**Data shown**.
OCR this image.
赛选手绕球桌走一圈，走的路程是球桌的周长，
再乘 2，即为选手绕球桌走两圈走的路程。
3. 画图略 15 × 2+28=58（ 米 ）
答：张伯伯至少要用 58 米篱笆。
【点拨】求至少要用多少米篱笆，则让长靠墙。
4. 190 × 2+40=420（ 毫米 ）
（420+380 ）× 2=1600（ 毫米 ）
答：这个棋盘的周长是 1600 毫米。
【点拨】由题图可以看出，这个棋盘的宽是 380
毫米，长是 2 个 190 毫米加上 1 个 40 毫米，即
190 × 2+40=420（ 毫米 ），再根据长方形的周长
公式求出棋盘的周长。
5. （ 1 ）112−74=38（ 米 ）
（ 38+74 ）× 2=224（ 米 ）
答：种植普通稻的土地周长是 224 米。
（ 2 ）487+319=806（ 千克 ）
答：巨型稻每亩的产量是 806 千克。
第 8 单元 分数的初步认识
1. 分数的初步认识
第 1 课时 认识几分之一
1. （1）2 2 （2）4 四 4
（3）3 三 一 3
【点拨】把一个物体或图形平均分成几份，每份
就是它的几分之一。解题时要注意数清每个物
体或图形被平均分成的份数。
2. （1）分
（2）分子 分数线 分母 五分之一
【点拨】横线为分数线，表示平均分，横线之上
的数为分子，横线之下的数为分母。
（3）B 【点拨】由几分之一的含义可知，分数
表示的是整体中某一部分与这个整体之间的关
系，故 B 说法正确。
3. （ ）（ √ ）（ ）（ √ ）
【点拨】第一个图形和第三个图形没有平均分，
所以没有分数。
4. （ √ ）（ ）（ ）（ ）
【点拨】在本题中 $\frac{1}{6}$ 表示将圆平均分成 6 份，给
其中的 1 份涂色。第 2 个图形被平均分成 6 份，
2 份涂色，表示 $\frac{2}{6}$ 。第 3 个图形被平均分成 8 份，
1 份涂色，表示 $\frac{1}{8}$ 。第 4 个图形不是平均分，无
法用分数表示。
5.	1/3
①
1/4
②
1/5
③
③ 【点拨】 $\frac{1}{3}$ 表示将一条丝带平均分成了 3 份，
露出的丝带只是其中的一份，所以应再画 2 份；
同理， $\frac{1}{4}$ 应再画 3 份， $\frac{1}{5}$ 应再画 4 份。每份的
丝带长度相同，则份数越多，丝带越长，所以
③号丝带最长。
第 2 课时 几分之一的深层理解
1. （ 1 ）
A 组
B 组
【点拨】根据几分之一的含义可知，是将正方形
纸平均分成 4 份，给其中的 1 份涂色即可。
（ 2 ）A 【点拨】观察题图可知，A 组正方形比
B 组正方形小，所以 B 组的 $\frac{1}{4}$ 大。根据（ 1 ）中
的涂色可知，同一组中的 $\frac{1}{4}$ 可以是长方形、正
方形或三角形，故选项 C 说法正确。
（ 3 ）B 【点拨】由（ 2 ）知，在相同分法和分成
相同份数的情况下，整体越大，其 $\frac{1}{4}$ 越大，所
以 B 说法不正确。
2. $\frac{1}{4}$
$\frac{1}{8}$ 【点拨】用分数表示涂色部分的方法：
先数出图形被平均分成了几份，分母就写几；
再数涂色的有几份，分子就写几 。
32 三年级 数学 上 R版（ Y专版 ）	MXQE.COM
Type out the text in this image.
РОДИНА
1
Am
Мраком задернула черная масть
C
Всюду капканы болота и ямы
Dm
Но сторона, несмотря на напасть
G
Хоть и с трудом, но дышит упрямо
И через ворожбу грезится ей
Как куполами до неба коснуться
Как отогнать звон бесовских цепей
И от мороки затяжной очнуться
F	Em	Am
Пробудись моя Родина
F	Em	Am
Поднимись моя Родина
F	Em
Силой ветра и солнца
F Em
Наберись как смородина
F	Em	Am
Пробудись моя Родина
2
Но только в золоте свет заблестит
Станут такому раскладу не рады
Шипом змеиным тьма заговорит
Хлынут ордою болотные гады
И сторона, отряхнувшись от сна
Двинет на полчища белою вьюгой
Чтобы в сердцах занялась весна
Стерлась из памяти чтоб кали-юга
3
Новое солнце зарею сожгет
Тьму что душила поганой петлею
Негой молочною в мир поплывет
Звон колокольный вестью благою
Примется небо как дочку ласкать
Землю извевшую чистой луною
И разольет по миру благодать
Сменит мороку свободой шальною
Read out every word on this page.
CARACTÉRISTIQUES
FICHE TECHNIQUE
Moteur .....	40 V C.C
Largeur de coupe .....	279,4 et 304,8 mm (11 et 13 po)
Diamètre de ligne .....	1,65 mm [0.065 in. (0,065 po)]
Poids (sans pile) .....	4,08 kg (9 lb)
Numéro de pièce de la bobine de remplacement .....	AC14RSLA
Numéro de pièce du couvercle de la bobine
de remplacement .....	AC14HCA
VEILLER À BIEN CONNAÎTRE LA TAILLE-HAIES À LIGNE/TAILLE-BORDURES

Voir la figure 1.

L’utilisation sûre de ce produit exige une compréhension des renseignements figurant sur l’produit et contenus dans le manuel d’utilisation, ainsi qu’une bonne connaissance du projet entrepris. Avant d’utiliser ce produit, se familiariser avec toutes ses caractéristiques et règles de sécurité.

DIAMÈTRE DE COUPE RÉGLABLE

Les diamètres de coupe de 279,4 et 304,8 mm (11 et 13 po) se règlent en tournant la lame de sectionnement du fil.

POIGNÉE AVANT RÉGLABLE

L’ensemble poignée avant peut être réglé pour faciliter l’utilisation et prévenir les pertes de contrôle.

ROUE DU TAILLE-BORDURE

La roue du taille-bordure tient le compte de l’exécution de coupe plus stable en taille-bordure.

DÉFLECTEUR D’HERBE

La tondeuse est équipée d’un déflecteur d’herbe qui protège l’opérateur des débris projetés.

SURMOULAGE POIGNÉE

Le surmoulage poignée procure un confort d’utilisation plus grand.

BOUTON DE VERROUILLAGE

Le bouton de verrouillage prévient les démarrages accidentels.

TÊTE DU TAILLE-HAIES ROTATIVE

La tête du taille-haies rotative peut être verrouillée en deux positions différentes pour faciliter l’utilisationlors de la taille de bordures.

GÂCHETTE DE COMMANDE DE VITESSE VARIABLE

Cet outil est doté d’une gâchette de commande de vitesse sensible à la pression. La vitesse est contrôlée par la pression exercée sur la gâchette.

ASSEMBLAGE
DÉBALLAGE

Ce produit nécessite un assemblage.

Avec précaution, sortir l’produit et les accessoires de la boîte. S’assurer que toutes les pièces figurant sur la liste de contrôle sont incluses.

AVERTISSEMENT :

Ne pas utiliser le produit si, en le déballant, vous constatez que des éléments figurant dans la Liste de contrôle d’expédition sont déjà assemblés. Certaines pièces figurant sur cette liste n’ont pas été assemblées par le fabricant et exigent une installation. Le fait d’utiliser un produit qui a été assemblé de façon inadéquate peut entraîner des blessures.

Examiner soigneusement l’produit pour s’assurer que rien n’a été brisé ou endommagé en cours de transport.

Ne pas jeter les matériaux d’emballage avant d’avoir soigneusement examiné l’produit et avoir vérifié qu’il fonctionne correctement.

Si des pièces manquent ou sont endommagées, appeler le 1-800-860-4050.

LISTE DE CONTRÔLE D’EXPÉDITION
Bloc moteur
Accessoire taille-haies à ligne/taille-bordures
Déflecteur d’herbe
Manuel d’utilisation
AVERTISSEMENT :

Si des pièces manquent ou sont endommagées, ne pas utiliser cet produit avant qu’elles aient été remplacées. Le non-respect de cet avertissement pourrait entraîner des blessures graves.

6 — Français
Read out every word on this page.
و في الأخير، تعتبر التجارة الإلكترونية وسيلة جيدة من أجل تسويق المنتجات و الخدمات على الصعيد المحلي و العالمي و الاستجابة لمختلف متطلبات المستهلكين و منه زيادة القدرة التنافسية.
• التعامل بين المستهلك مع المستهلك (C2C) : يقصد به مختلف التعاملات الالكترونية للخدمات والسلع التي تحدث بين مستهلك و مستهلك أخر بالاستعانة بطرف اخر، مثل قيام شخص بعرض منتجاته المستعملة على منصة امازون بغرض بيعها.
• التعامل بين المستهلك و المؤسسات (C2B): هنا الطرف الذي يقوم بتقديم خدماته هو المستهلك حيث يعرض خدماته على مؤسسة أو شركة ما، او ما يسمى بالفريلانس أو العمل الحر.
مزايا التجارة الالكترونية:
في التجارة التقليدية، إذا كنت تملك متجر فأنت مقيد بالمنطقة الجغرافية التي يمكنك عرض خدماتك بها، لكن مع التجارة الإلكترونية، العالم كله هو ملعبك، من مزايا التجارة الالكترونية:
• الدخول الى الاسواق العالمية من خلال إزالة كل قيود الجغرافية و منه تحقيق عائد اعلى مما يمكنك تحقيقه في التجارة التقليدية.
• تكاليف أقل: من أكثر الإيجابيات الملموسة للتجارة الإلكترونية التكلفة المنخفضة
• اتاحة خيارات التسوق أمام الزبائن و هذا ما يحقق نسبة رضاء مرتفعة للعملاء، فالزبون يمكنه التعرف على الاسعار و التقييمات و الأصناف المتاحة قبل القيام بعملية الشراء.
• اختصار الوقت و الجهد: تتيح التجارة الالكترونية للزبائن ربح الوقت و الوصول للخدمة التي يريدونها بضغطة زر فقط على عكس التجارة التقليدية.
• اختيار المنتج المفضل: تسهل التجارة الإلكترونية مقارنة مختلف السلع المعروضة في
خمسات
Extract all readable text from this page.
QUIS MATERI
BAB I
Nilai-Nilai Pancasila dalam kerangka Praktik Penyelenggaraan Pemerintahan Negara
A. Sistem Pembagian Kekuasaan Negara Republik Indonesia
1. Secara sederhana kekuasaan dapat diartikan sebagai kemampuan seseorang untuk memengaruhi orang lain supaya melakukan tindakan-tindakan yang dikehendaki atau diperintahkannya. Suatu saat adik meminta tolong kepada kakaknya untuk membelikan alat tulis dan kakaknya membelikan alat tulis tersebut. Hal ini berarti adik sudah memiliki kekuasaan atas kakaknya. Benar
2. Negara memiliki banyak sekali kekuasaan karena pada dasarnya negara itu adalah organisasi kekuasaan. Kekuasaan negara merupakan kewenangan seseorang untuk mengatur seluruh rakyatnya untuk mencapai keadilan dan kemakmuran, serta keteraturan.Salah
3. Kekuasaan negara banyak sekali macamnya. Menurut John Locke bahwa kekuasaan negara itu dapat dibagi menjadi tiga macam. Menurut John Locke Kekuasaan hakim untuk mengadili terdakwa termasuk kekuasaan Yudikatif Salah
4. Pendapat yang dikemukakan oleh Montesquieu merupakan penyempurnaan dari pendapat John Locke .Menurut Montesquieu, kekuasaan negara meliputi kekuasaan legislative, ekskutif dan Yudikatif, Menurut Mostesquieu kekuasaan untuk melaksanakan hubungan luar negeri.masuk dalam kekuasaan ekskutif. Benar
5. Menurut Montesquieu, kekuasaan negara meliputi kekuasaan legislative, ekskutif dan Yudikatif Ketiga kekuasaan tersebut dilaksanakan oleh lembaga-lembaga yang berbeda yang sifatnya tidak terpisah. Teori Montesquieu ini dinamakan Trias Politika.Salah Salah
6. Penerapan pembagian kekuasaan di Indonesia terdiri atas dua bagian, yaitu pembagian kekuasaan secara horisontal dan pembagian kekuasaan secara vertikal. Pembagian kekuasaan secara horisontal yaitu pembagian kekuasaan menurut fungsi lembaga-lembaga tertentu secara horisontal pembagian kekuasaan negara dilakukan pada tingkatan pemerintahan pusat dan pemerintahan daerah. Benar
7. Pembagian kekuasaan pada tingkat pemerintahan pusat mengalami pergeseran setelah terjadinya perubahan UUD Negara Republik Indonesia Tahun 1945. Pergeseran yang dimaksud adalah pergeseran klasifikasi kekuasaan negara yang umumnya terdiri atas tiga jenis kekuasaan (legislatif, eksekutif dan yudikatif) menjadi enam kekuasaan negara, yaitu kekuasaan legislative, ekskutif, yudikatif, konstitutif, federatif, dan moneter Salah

**Exercise details**. Check all the records above and select each line where the string "soigneusement" is found.

**Solution below**.
Examiner soigneusement l’produit pour s’assurer que rien n’a été brisé ou endommagé en cours de transport.
Ne pas jeter les matériaux d’emballage avant d’avoir soigneusement examiné l’produit et avoir vérifié qu’il fonctionne correctement.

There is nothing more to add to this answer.